* **The task**:
Pull out each line of the data that includes the word "Paclitaxel".

* **Figure content listings**:
******

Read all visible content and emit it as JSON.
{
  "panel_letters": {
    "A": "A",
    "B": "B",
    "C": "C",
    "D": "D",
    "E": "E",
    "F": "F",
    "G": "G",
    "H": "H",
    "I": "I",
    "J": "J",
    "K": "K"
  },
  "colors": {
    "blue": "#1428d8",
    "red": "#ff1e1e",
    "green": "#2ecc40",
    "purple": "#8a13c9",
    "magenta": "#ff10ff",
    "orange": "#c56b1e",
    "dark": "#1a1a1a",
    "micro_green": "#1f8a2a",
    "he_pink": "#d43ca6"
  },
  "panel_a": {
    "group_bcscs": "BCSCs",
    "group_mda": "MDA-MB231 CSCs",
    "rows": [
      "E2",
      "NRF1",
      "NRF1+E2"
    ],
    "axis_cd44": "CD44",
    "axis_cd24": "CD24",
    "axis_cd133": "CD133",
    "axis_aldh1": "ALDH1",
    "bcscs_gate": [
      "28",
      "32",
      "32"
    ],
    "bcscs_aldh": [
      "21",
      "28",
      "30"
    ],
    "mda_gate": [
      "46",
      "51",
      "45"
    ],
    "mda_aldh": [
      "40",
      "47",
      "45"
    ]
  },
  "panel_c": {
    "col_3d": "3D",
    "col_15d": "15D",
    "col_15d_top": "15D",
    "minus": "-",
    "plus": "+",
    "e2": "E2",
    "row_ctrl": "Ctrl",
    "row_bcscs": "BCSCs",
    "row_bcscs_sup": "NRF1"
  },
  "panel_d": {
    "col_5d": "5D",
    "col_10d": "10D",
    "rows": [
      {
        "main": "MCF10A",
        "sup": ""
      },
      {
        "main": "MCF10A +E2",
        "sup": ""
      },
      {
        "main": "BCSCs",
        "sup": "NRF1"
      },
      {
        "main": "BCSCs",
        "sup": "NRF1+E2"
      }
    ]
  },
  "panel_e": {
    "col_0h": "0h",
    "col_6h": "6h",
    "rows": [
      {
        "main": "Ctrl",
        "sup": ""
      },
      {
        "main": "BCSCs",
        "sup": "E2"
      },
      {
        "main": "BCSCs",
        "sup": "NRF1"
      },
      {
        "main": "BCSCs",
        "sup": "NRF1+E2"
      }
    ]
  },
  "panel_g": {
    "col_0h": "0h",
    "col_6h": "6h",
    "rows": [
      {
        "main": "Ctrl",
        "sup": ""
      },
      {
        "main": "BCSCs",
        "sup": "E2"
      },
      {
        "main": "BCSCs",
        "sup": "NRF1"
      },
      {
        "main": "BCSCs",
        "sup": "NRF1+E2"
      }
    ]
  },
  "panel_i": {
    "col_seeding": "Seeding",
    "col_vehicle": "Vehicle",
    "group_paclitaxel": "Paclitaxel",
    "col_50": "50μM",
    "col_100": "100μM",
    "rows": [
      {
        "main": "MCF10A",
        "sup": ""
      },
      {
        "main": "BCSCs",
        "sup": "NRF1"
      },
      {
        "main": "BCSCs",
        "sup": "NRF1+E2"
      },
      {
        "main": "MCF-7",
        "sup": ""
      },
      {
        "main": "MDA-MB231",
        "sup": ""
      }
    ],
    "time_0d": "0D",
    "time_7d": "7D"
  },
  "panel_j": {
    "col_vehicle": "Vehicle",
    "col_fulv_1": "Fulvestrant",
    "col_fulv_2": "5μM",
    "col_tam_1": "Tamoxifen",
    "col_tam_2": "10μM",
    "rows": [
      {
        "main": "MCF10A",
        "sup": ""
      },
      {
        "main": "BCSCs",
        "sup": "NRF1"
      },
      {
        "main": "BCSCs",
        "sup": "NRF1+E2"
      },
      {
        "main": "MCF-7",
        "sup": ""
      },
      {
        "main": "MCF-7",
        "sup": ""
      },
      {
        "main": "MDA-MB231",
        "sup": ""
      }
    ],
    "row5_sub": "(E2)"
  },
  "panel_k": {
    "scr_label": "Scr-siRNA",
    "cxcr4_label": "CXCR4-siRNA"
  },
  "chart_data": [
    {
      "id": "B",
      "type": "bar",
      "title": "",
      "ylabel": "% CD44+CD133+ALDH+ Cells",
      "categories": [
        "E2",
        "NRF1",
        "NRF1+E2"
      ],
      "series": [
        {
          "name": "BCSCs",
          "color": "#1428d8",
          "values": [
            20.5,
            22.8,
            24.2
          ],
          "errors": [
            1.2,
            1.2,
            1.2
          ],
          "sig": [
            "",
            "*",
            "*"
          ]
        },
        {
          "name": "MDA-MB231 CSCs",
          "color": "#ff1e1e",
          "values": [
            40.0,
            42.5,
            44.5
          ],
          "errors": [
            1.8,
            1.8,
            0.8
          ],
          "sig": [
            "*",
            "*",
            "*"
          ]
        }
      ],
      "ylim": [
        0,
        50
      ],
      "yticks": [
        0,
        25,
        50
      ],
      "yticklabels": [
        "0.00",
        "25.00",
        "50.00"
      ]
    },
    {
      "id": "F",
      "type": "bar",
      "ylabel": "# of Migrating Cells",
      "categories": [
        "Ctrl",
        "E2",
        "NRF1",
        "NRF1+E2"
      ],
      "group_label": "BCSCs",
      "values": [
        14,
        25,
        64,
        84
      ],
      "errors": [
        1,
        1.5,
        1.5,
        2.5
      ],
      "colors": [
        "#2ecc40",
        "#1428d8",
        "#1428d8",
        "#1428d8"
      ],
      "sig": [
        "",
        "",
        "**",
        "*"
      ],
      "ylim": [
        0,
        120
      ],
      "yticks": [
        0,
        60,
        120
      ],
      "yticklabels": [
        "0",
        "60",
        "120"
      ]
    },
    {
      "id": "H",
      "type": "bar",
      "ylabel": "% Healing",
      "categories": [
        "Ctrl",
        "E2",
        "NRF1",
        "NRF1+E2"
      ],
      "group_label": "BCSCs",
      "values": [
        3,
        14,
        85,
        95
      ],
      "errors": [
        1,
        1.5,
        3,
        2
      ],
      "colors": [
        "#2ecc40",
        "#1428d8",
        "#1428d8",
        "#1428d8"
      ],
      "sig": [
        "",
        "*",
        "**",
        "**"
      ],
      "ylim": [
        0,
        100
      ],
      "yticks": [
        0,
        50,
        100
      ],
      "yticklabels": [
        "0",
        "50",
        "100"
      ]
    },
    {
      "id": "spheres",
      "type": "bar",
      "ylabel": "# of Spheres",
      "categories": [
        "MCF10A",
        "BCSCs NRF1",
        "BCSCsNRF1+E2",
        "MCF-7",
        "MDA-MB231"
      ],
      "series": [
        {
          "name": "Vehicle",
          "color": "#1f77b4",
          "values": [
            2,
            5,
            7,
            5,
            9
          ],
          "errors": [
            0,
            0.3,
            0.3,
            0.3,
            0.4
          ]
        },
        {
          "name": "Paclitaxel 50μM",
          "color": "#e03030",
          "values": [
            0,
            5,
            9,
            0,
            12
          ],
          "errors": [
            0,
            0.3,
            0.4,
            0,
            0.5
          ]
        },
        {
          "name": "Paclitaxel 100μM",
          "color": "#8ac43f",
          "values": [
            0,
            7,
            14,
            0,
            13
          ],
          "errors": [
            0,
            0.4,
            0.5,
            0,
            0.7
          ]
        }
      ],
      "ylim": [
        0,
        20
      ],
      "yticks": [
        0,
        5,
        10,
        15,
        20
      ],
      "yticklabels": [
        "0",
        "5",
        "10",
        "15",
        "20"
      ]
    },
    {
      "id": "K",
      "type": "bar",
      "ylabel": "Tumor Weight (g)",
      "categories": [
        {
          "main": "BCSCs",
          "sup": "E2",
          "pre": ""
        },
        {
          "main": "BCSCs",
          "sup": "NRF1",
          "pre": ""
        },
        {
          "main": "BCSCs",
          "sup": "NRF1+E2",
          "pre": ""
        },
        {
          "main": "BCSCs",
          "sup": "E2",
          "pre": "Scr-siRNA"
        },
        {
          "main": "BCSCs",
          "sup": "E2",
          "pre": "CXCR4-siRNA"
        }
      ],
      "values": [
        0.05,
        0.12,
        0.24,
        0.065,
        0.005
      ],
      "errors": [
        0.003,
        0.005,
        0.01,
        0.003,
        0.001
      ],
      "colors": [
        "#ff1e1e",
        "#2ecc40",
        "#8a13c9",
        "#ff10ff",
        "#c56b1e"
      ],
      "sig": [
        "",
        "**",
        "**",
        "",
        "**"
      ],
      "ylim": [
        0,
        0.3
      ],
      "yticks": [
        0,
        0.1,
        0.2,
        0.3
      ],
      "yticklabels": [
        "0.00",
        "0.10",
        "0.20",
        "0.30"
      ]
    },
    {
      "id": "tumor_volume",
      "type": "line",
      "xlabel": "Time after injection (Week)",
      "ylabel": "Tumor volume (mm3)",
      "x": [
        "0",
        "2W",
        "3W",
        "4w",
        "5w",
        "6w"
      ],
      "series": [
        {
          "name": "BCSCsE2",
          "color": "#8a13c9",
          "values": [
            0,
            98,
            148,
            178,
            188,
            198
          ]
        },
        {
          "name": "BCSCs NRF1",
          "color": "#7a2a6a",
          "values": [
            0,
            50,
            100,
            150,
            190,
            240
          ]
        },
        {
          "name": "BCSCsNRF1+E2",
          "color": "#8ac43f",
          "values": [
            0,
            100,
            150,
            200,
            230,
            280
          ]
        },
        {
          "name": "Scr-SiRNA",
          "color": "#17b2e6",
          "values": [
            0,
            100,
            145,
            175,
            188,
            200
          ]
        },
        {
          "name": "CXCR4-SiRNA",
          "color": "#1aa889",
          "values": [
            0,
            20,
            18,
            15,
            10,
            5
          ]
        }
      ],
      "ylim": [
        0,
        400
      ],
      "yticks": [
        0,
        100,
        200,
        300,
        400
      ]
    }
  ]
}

******

* **Solution to this task**:
    "group_paclitaxel": "Paclitaxel",
          "name": "Paclitaxel 50μM",
          "name": "Paclitaxel 100μM",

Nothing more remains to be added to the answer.